Scan the material and copy every line in which "refrigerant" appears.

* _Material provided_
+-------+

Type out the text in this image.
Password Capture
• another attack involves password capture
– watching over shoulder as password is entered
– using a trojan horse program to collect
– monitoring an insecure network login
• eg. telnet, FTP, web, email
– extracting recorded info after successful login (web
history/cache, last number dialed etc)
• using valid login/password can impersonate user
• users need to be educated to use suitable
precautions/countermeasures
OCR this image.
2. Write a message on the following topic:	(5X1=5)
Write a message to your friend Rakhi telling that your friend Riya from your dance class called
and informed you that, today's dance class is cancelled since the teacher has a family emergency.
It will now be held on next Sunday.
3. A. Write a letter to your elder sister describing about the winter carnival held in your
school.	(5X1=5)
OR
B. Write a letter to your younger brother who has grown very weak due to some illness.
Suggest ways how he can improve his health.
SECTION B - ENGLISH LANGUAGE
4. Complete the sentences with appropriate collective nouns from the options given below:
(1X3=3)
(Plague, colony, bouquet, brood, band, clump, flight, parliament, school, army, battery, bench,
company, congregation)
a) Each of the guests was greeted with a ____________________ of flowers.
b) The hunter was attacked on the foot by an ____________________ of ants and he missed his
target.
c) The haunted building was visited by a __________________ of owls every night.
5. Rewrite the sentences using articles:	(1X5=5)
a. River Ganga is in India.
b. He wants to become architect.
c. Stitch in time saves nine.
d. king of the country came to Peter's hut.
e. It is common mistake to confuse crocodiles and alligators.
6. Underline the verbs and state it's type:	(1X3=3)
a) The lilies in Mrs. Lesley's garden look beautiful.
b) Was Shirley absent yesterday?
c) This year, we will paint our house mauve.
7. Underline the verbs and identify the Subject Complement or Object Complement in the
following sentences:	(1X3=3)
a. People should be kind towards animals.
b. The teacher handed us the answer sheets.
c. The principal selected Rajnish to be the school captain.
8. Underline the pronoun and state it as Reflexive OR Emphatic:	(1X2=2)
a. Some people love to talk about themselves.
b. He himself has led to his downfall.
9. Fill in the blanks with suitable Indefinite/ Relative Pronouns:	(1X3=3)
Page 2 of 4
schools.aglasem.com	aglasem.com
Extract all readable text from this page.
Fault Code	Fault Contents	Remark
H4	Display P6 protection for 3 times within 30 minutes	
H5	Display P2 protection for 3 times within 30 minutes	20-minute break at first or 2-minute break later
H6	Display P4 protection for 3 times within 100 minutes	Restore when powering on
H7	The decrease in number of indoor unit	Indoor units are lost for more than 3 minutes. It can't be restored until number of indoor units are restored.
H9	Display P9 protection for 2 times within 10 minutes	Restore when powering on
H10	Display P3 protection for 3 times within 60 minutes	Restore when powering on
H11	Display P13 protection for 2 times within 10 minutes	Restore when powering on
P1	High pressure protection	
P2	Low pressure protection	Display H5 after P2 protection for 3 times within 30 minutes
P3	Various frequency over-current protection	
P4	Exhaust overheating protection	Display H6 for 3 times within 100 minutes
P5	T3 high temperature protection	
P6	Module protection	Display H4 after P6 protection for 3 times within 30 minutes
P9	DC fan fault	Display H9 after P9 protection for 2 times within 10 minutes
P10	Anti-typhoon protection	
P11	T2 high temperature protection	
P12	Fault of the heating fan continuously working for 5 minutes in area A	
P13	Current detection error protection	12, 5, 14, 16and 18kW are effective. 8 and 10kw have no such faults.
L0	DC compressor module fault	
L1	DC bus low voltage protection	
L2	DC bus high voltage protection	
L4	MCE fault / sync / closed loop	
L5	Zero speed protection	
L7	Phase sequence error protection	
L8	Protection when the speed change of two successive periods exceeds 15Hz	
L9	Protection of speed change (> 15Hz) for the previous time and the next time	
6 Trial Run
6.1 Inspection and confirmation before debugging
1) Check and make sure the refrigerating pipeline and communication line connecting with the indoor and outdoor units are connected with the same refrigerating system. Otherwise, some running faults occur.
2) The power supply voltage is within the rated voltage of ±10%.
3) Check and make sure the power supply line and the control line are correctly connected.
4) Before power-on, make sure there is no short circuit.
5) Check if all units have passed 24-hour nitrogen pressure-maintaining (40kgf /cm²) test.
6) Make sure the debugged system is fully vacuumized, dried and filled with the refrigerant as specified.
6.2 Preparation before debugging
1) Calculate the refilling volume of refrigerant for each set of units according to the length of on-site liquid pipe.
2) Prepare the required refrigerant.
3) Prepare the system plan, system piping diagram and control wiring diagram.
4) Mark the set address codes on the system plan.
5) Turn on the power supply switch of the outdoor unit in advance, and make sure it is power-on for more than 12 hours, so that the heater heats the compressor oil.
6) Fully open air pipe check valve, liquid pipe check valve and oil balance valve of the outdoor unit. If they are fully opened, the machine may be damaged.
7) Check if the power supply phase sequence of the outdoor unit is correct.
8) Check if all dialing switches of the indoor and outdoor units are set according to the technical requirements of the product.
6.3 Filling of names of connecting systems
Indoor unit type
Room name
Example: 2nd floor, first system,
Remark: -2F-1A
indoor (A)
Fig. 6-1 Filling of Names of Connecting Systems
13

+-------+

* _Correct response_
6) Make sure the debugged system is fully vacuumized, dried and filled with the refrigerant as specified.
1) Calculate the refilling volume of refrigerant for each set of units according to the length of on-site liquid pipe.
2) Prepare the required refrigerant.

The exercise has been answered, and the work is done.